The request => In the records that follow, locate every line with "text" and extract it.

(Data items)
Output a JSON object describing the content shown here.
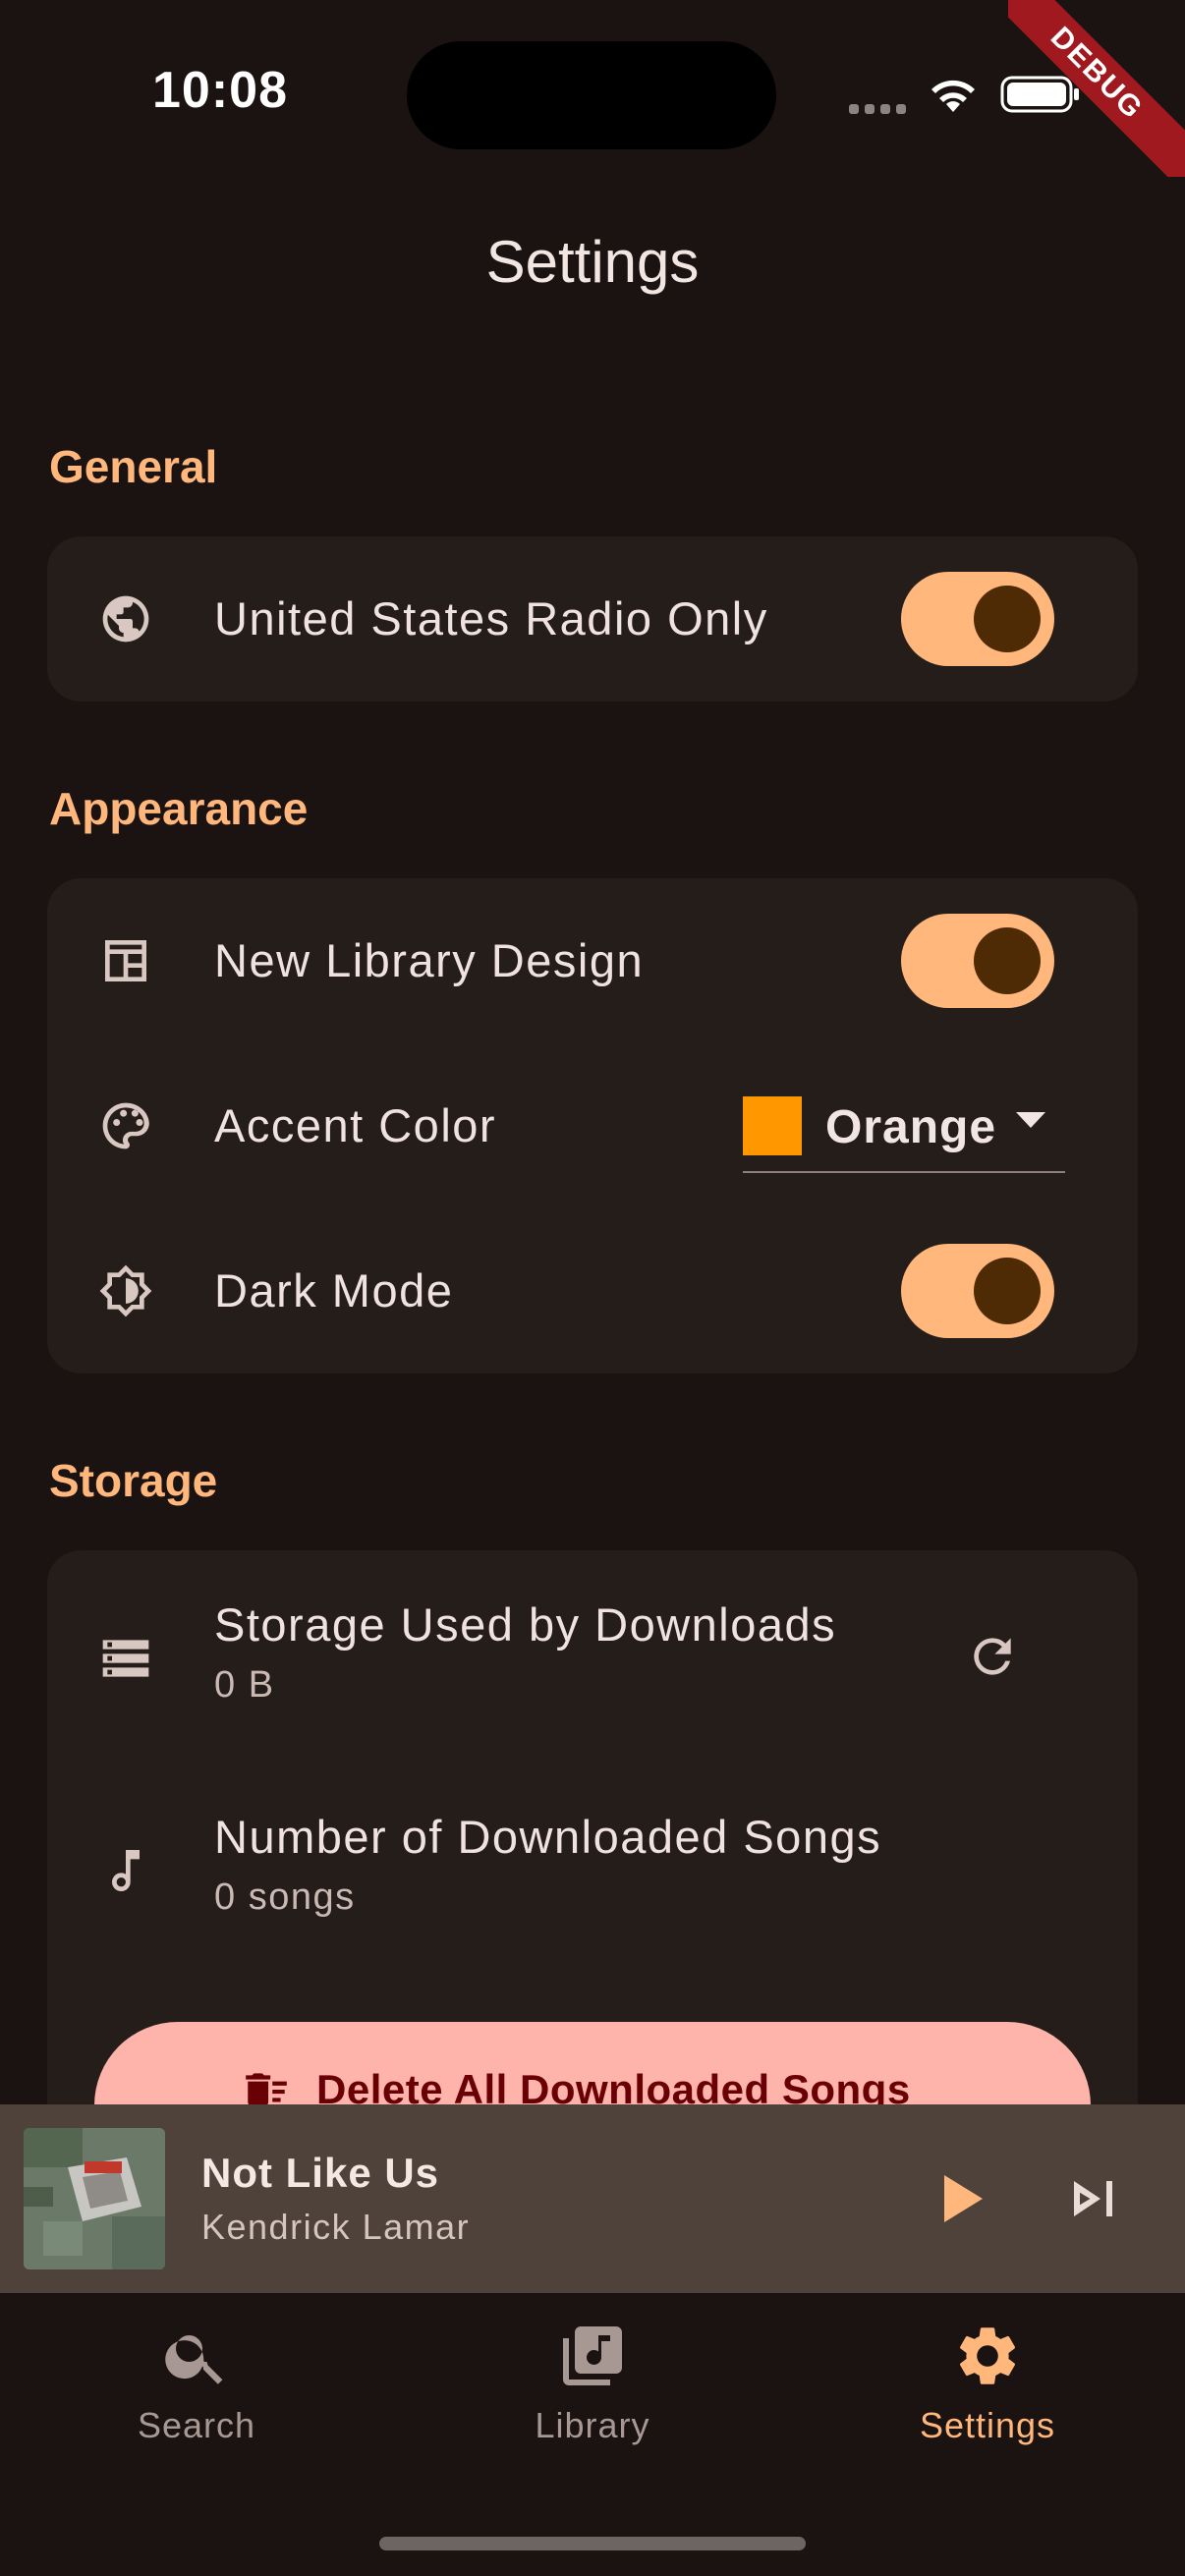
{
  "status_bar": {
    "time": "10:08",
    "debug_banner": "DEBUG"
  },
  "page": {
    "title": "Settings"
  },
  "colors": {
    "accent": "#ffb77c",
    "background": "#1b1311",
    "card": "#251d1a",
    "accent_swatch": "#ff9800",
    "danger_bg": "#ffb4ab",
    "danger_fg": "#690005",
    "miniplayer_bg": "#4e423a"
  },
  "general": {
    "label": "General",
    "radio_only": {
      "label": "United States Radio Only",
      "icon": "globe-icon",
      "enabled": true
    }
  },
  "appearance": {
    "label": "Appearance",
    "new_library": {
      "label": "New Library Design",
      "icon": "library-layout-icon",
      "enabled": true
    },
    "accent_color": {
      "label": "Accent Color",
      "icon": "palette-icon",
      "value": "Orange"
    },
    "dark_mode": {
      "label": "Dark Mode",
      "icon": "brightness-icon",
      "enabled": true
    }
  },
  "storage": {
    "label": "Storage",
    "used": {
      "label": "Storage Used by Downloads",
      "value": "0 B",
      "icon": "storage-icon"
    },
    "count": {
      "label": "Number of Downloaded Songs",
      "value": "0 songs",
      "icon": "music-note-icon"
    },
    "delete_button": "Delete All Downloaded Songs"
  },
  "now_playing": {
    "title": "Not Like Us",
    "artist": "Kendrick Lamar"
  },
  "nav": {
    "search": "Search",
    "library": "Library",
    "settings": "Settings",
    "active": "settings"
  }
}
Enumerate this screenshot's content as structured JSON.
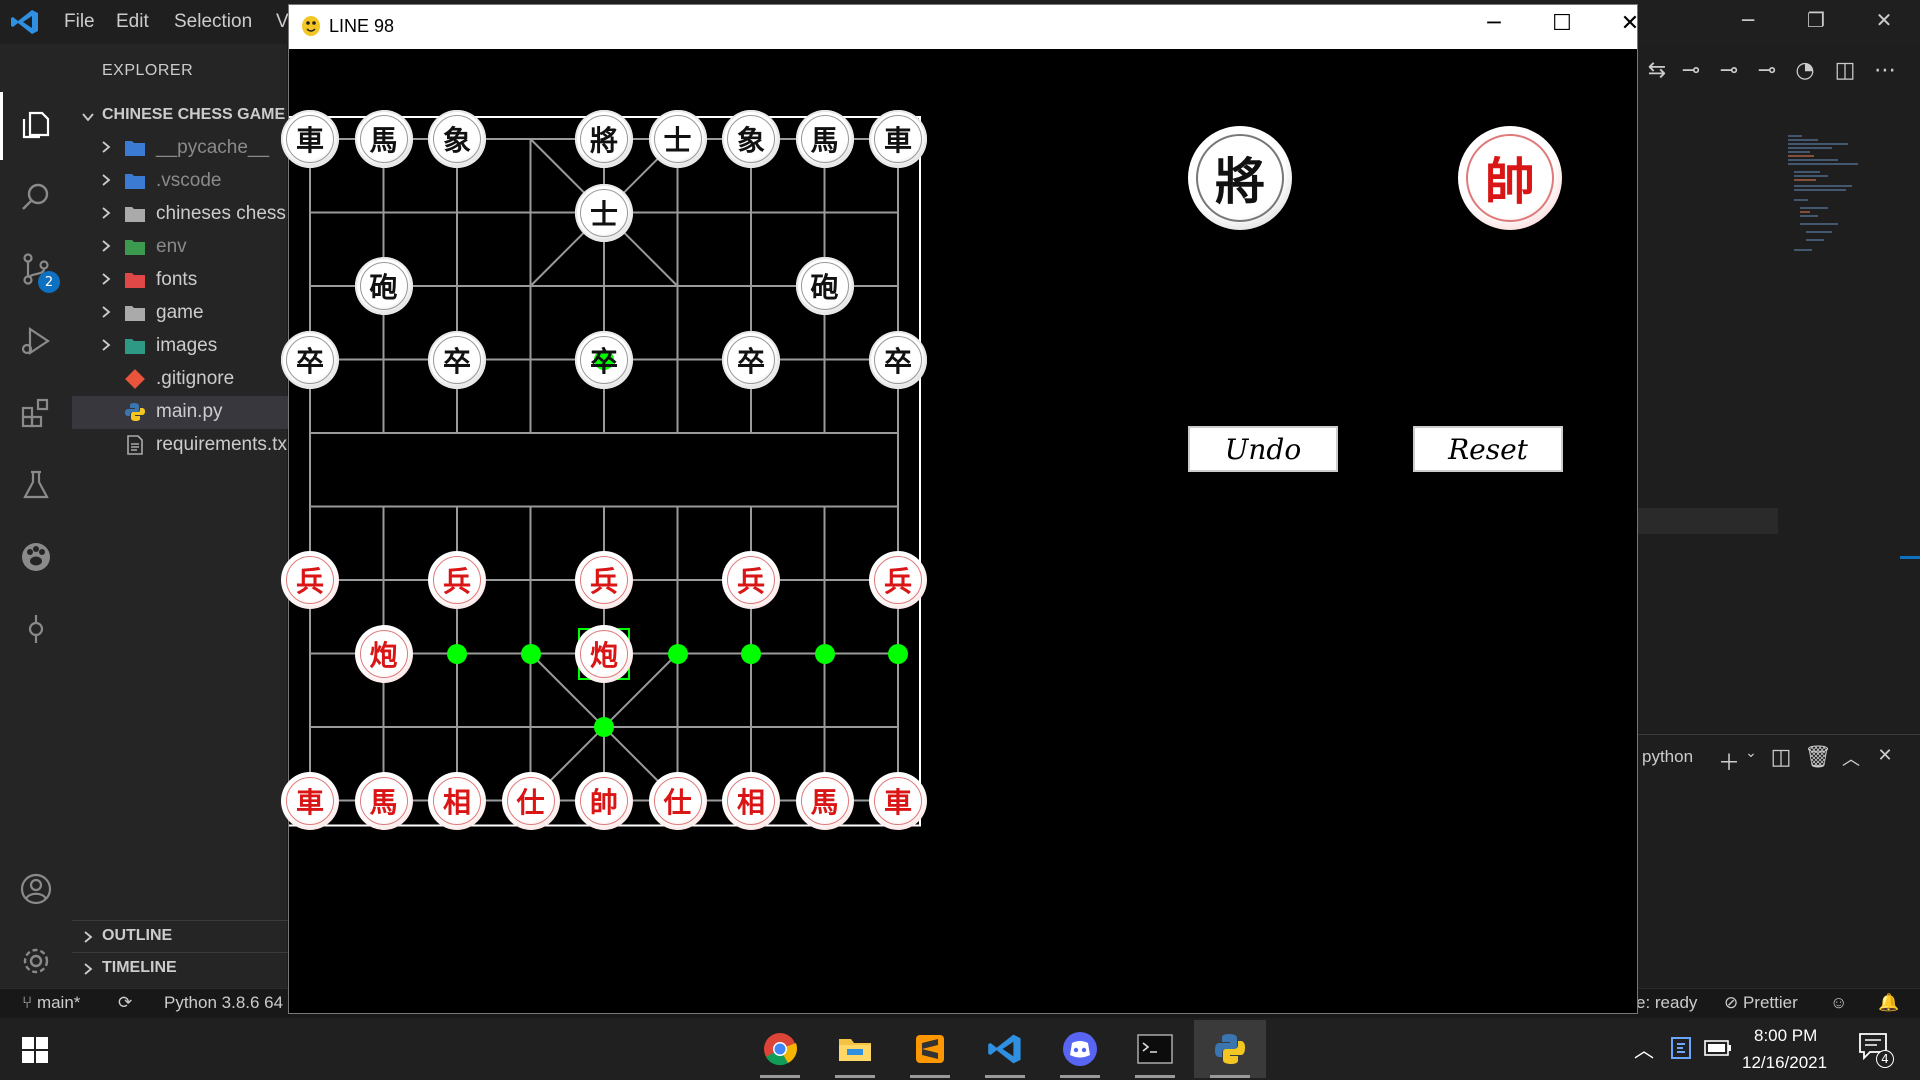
{
  "vscode": {
    "menu": [
      "File",
      "Edit",
      "Selection",
      "V"
    ],
    "explorer_title": "EXPLORER",
    "folder_name": "CHINESE CHESS GAME",
    "tree": [
      {
        "label": "__pycache__",
        "icon": "folder-python-icon",
        "color": "#8a8a8a"
      },
      {
        "label": ".vscode",
        "icon": "folder-vscode-icon",
        "color": "#8a8a8a"
      },
      {
        "label": "chineses chess",
        "icon": "folder-icon",
        "color": "#cccccc"
      },
      {
        "label": "env",
        "icon": "folder-env-icon",
        "color": "#8a8a8a"
      },
      {
        "label": "fonts",
        "icon": "folder-fonts-icon",
        "color": "#cccccc"
      },
      {
        "label": "game",
        "icon": "folder-icon",
        "color": "#cccccc"
      },
      {
        "label": "images",
        "icon": "folder-images-icon",
        "color": "#cccccc"
      },
      {
        "label": ".gitignore",
        "icon": "git-icon",
        "color": "#cccccc"
      },
      {
        "label": "main.py",
        "icon": "python-icon",
        "color": "#cccccc",
        "selected": true
      },
      {
        "label": "requirements.tx",
        "icon": "text-file-icon",
        "color": "#cccccc"
      }
    ],
    "outline": "OUTLINE",
    "timeline": "TIMELINE",
    "scm_badge": "2",
    "terminal_label": "python",
    "status": {
      "branch": "main*",
      "python": "Python 3.8.6 64",
      "ready": "e: ready",
      "prettier": "Prettier"
    }
  },
  "game": {
    "window_title": "LINE 98",
    "black_general": "將",
    "red_general": "帥",
    "undo_label": "Undo",
    "reset_label": "Reset",
    "pieces": [
      {
        "side": "black",
        "char": "車",
        "file": 0,
        "rank": 0
      },
      {
        "side": "black",
        "char": "馬",
        "file": 1,
        "rank": 0
      },
      {
        "side": "black",
        "char": "象",
        "file": 2,
        "rank": 0
      },
      {
        "side": "black",
        "char": "將",
        "file": 4,
        "rank": 0
      },
      {
        "side": "black",
        "char": "士",
        "file": 5,
        "rank": 0
      },
      {
        "side": "black",
        "char": "象",
        "file": 6,
        "rank": 0
      },
      {
        "side": "black",
        "char": "馬",
        "file": 7,
        "rank": 0
      },
      {
        "side": "black",
        "char": "車",
        "file": 8,
        "rank": 0
      },
      {
        "side": "black",
        "char": "士",
        "file": 4,
        "rank": 1
      },
      {
        "side": "black",
        "char": "砲",
        "file": 1,
        "rank": 2
      },
      {
        "side": "black",
        "char": "砲",
        "file": 7,
        "rank": 2
      },
      {
        "side": "black",
        "char": "卒",
        "file": 0,
        "rank": 3
      },
      {
        "side": "black",
        "char": "卒",
        "file": 2,
        "rank": 3
      },
      {
        "side": "black",
        "char": "卒",
        "file": 4,
        "rank": 3
      },
      {
        "side": "black",
        "char": "卒",
        "file": 6,
        "rank": 3
      },
      {
        "side": "black",
        "char": "卒",
        "file": 8,
        "rank": 3
      },
      {
        "side": "red",
        "char": "兵",
        "file": 0,
        "rank": 6
      },
      {
        "side": "red",
        "char": "兵",
        "file": 2,
        "rank": 6
      },
      {
        "side": "red",
        "char": "兵",
        "file": 4,
        "rank": 6
      },
      {
        "side": "red",
        "char": "兵",
        "file": 6,
        "rank": 6
      },
      {
        "side": "red",
        "char": "兵",
        "file": 8,
        "rank": 6
      },
      {
        "side": "red",
        "char": "炮",
        "file": 1,
        "rank": 7
      },
      {
        "side": "red",
        "char": "炮",
        "file": 4,
        "rank": 7
      },
      {
        "side": "red",
        "char": "車",
        "file": 0,
        "rank": 9
      },
      {
        "side": "red",
        "char": "馬",
        "file": 1,
        "rank": 9
      },
      {
        "side": "red",
        "char": "相",
        "file": 2,
        "rank": 9
      },
      {
        "side": "red",
        "char": "仕",
        "file": 3,
        "rank": 9
      },
      {
        "side": "red",
        "char": "帥",
        "file": 4,
        "rank": 9
      },
      {
        "side": "red",
        "char": "仕",
        "file": 5,
        "rank": 9
      },
      {
        "side": "red",
        "char": "相",
        "file": 6,
        "rank": 9
      },
      {
        "side": "red",
        "char": "馬",
        "file": 7,
        "rank": 9
      },
      {
        "side": "red",
        "char": "車",
        "file": 8,
        "rank": 9
      }
    ],
    "selected": {
      "file": 4,
      "rank": 7
    },
    "move_hints": [
      {
        "file": 4,
        "rank": 3
      },
      {
        "file": 2,
        "rank": 7
      },
      {
        "file": 3,
        "rank": 7
      },
      {
        "file": 5,
        "rank": 7
      },
      {
        "file": 6,
        "rank": 7
      },
      {
        "file": 7,
        "rank": 7
      },
      {
        "file": 8,
        "rank": 7
      },
      {
        "file": 4,
        "rank": 8
      }
    ],
    "colors": {
      "hint": "#00ff00",
      "red": "#d91515",
      "line": "#9a9a9a"
    }
  },
  "taskbar": {
    "apps": [
      "chrome-icon",
      "file-explorer-icon",
      "sublime-text-icon",
      "vscode-icon",
      "discord-icon",
      "terminal-icon",
      "python-icon"
    ],
    "time": "8:00 PM",
    "date": "12/16/2021",
    "notifications": "4"
  }
}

Answer to this task =>
        "icon": "text-file-icon",
      "sublime-text-icon",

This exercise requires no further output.